Stated task:
Please retype all of the data below word for word, keeping every line unchanged.

+-------+

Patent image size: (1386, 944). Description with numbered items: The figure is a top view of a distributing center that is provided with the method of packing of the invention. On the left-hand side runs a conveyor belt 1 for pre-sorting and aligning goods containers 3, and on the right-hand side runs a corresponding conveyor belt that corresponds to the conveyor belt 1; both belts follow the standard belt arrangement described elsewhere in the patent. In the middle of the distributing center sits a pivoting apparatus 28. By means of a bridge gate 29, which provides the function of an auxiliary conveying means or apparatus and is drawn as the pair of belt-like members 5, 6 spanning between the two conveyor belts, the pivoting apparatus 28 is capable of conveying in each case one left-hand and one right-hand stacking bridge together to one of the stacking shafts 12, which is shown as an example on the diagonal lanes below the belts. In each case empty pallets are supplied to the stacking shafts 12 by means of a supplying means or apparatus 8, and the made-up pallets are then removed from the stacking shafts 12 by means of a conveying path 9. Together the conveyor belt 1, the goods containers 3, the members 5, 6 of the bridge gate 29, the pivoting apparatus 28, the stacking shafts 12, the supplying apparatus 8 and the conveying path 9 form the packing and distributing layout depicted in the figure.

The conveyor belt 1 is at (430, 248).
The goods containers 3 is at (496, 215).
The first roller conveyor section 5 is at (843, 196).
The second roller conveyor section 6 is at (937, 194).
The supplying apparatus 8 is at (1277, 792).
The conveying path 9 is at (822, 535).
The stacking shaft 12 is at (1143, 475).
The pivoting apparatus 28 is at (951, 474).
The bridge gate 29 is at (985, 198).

+-------+

Response:
Patent image size: (1386, 944). Description with numbered items: The figure is a top view of a distributing center that is provided with the method of packing of the invention. On the left-hand side runs a conveyor belt 1 for pre-sorting and aligning goods containers 3, and on the right-hand side runs a corresponding conveyor belt that corresponds to the conveyor belt 1; both belts follow the standard belt arrangement described elsewhere in the patent. In the middle of the distributing center sits a pivoting apparatus 28. By means of a bridge gate 29, which provides the function of an auxiliary conveying means or apparatus and is drawn as the pair of belt-like members 5, 6 spanning between the two conveyor belts, the pivoting apparatus 28 is capable of conveying in each case one left-hand and one right-hand stacking bridge together to one of the stacking shafts 12, which is shown as an example on the diagonal lanes below the belts. In each case empty pallets are supplied to the stacking shafts 12 by means of a supplying means or apparatus 8, and the made-up pallets are then removed from the stacking shafts 12 by means of a conveying path 9. Together the conveyor belt 1, the goods containers 3, the members 5, 6 of the bridge gate 29, the pivoting apparatus 28, the stacking shafts 12, the supplying apparatus 8 and the conveying path 9 form the packing and distributing layout depicted in the figure.

The conveyor belt 1 is at (430, 248).
The goods containers 3 is at (496, 215).
The first roller conveyor section 5 is at (843, 196).
The second roller conveyor section 6 is at (937, 194).
The supplying apparatus 8 is at (1277, 792).
The conveying path 9 is at (822, 535).
The stacking shaft 12 is at (1143, 475).
The pivoting apparatus 28 is at (951, 474).
The bridge gate 29 is at (985, 198).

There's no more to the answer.